──────── ITEMS
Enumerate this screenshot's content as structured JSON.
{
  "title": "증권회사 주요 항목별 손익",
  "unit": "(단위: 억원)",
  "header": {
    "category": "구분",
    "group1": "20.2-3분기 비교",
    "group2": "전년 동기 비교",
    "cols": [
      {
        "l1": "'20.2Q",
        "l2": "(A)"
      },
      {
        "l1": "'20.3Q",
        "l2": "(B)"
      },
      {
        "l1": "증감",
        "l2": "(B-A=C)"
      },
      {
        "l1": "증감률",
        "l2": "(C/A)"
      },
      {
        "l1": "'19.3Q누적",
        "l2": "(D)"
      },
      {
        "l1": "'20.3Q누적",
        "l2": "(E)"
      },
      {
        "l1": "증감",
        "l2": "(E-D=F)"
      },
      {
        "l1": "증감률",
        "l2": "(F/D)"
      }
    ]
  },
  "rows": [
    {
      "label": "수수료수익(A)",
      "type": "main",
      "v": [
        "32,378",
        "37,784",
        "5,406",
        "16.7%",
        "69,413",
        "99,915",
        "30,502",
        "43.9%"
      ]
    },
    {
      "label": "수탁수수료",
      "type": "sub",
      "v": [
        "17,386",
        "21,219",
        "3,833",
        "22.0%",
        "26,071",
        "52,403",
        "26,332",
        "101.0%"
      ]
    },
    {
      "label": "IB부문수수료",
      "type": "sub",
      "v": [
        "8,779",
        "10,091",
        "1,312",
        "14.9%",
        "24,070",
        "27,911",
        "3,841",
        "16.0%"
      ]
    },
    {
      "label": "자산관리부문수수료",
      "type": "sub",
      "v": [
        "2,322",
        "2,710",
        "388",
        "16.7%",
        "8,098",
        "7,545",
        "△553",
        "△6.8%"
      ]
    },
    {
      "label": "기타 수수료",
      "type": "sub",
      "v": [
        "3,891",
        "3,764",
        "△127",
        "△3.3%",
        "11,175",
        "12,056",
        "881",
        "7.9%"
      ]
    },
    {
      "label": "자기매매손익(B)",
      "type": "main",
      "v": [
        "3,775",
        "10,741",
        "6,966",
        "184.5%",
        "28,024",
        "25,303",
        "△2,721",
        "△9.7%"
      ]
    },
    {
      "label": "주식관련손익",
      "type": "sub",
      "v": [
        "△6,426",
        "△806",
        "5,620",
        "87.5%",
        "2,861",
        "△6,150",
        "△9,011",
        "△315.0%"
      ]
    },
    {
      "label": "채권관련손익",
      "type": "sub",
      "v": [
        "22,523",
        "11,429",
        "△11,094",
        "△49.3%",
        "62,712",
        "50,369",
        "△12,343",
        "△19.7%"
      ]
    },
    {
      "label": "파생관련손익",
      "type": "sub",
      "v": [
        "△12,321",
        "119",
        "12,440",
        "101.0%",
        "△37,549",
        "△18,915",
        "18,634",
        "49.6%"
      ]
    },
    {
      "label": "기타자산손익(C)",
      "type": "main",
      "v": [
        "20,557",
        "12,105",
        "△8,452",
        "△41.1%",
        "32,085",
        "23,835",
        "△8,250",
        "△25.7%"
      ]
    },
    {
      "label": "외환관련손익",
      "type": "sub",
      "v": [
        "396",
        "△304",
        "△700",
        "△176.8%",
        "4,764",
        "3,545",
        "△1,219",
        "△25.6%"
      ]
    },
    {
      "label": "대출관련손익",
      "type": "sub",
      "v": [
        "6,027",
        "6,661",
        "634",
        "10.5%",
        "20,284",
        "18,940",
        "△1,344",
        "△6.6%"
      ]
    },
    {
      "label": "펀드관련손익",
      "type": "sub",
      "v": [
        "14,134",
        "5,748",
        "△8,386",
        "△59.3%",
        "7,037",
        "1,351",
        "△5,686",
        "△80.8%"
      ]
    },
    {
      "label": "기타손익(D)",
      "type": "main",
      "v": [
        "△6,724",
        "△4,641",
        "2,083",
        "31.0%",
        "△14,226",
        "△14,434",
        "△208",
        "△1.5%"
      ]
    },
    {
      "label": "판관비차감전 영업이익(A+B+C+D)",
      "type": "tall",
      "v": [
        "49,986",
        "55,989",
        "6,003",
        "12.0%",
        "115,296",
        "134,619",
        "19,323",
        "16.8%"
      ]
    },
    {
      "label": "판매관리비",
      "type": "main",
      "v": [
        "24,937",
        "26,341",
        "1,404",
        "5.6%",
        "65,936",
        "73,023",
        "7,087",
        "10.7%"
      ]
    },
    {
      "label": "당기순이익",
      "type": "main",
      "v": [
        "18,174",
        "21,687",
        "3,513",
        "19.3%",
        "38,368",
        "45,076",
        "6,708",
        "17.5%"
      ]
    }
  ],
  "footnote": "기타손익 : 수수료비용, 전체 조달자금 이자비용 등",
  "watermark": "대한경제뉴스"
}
────────────────
_PROBLEM DESCRIPTION_:
Of the lines in the material, how many include "기타손익"? Respond with the number alone.

_WORKED ANSWER_:
2